**** Information provided ****

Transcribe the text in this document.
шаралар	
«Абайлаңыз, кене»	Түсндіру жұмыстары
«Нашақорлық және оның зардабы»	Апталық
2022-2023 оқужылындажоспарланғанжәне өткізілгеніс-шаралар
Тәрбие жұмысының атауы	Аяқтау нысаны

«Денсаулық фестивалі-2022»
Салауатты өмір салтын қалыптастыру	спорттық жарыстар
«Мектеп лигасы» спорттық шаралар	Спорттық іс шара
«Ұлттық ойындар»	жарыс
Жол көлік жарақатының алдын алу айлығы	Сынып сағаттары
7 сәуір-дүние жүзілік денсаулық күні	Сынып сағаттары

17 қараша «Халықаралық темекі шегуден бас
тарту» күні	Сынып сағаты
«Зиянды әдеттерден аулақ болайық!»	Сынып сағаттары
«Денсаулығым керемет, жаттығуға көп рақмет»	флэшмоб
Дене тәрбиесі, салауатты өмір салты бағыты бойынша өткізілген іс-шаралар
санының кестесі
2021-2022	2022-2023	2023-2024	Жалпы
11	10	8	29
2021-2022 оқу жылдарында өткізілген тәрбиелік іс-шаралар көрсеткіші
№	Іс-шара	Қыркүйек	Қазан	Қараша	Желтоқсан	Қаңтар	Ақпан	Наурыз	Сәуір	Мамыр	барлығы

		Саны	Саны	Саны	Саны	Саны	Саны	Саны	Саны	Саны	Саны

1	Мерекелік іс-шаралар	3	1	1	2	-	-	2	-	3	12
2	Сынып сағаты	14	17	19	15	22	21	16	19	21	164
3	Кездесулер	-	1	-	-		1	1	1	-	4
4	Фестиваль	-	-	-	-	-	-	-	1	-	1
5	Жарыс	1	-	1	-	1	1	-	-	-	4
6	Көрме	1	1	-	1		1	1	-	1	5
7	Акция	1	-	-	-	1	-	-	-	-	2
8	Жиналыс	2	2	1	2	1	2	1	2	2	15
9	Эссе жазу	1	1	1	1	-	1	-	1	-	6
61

****

**Task objective**
Please list every line of the records that contains "күні".

**Written solution**
7 сәуір-дүние жүзілік денсаулық күні	Сынып сағаттары
тарту» күні	Сынып сағаты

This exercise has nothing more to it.